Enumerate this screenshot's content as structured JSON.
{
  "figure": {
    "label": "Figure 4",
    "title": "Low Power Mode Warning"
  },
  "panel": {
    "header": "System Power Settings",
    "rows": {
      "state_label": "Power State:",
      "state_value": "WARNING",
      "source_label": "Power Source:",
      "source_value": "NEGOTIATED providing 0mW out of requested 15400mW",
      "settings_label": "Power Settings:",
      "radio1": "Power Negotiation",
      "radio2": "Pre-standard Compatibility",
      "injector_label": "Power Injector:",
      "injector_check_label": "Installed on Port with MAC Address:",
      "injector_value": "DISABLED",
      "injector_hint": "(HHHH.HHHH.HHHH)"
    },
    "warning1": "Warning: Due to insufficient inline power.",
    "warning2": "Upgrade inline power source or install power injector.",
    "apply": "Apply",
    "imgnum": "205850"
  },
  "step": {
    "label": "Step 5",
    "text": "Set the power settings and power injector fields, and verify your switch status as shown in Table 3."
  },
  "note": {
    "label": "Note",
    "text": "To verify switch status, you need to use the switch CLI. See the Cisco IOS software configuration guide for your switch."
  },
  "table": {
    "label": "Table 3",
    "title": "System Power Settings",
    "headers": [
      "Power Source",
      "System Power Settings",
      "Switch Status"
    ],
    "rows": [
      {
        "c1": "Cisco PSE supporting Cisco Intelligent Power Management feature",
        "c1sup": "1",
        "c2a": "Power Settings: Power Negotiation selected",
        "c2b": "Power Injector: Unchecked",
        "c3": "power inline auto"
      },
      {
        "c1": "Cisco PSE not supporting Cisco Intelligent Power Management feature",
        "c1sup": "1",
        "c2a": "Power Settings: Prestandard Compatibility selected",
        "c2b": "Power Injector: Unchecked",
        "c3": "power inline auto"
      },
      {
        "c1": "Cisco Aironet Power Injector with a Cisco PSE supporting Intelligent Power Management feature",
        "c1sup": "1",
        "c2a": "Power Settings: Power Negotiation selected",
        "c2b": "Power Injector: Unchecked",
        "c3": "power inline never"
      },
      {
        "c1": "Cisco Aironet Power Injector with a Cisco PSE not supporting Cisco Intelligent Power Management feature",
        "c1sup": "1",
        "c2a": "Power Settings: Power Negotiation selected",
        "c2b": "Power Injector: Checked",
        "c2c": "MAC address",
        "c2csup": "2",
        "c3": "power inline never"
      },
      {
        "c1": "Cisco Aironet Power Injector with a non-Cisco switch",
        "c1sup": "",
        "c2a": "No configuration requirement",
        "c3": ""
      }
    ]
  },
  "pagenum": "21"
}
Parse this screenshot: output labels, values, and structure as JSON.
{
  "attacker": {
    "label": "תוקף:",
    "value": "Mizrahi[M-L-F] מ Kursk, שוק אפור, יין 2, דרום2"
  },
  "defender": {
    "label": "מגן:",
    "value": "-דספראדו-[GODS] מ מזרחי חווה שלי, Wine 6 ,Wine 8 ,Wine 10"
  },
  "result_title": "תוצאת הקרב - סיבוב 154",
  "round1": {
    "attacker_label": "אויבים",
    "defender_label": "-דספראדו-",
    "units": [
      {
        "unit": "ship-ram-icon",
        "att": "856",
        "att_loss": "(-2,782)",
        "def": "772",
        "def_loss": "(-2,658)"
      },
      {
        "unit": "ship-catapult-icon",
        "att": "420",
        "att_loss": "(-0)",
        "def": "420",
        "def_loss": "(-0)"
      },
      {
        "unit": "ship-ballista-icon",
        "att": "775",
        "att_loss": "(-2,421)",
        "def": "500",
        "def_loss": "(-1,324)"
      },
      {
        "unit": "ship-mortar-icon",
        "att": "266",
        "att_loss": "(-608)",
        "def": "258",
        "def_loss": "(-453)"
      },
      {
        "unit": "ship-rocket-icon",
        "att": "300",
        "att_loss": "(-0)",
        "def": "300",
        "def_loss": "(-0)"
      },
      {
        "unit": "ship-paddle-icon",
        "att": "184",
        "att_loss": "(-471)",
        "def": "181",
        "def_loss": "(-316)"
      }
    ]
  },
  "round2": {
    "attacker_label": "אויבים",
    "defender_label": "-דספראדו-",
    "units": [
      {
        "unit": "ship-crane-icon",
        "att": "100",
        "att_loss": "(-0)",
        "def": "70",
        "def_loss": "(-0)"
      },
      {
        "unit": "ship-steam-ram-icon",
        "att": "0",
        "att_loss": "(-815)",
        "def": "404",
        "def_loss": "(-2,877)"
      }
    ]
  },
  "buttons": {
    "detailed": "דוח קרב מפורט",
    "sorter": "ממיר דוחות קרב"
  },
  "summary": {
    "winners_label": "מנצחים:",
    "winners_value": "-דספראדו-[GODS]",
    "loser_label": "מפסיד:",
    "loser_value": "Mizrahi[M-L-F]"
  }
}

┄┄┄┄┄┄┄┄┄┄

Scan the entries above for the word "feature" and collect each line holding it.

** ANSWER TO THE EXERCISE **
        "c1": "Cisco PSE supporting Cisco Intelligent Power Management feature",
        "c1": "Cisco PSE not supporting Cisco Intelligent Power Management feature",
        "c1": "Cisco Aironet Power Injector with a Cisco PSE supporting Intelligent Power Management feature",
        "c1": "Cisco Aironet Power Injector with a Cisco PSE not supporting Cisco Intelligent Power Management feature",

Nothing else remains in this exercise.